§ **DIRECTIVES**
1) From the piece on Liz Cheney's primary defeat, list every person mentioned by name.
2) Answer these questions from the piece on Liz Cheney's primary defeat:
(a) By what margin did Cheney lose her primary?
(b) How many of the 10 House Republicans who voted to impeach Trump still have a chance to return to Congress for the next session?
(c) What share of Republicans have a favorable opinion of Trump, according to the survey for the Economist?

Rep. Liz Cheney (R-Wyo.) lost a Republican primary to keep her seat this week and will soon be gone from Congress, but she will not be forgotten for her fight for principle over party.

Former President Donald Trump has won some and lost some GOP primary races in which he’s endorsed candidates, but he took down his most prominent Republican antagonist Tuesday when Cheney lost her chance to serve again in Congress by more than a two-to-one margin.

Her defeat means only two of the 10 House Republicans who voted to impeach Trump still have a chance to get back to Congress for the next session. The Republican caucus room in the next session of the U.S. House of Representatives will not be a kinder and gentler place especially with a GOP leader like Rep. Kevin McCarthy (R-Calif.) who comes to heel when Trump barks.

Her defeat and the forced retirements of her anti-Trump colleagues is a clear illustration of Trump’ stranglehold over the GOP. Trump’s success may snatch defeat from the jaws of Republican victory in November.

While Trump’s hold on Republicans is firm, his standing with Americans is shaky. Four out of five Republicans have a favorable opinion of him, but most independents and four-fifths of the Democrats dislike him, according to a new national survey for the Economist completed Wednesday.

The former president’s purge of his opponents in the party is going well, but the GOP could pay the price in November.

§ **MATERIAL**

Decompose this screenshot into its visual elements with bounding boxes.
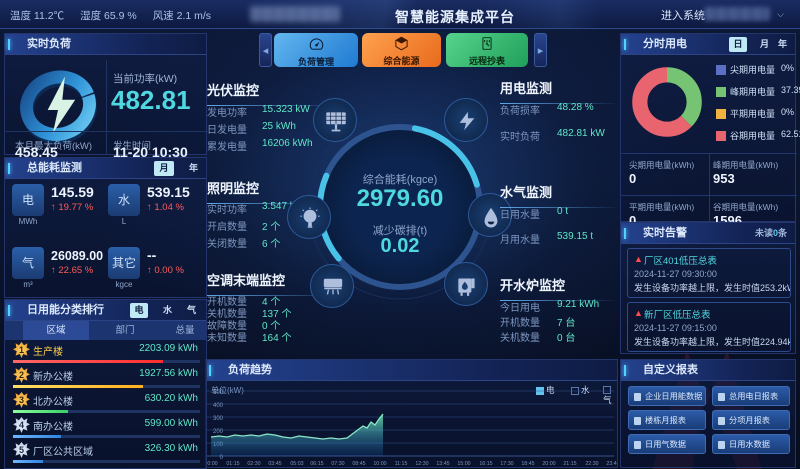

---

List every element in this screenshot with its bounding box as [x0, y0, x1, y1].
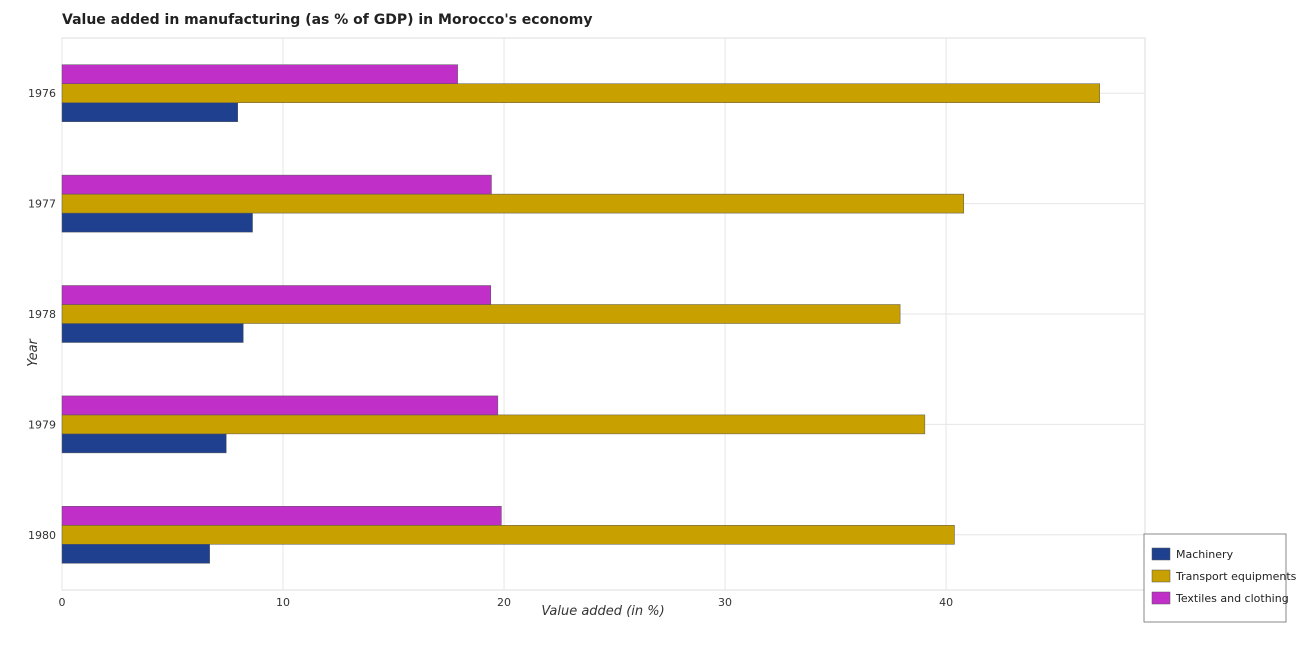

§ **ANSWERS TO THE EXERCISES**
1) Liz Cheney, Donald Trump, Kevin McCarthy

2)
(a) By more than a two-to-one margin.
(b) Two.
(c) Four out of five.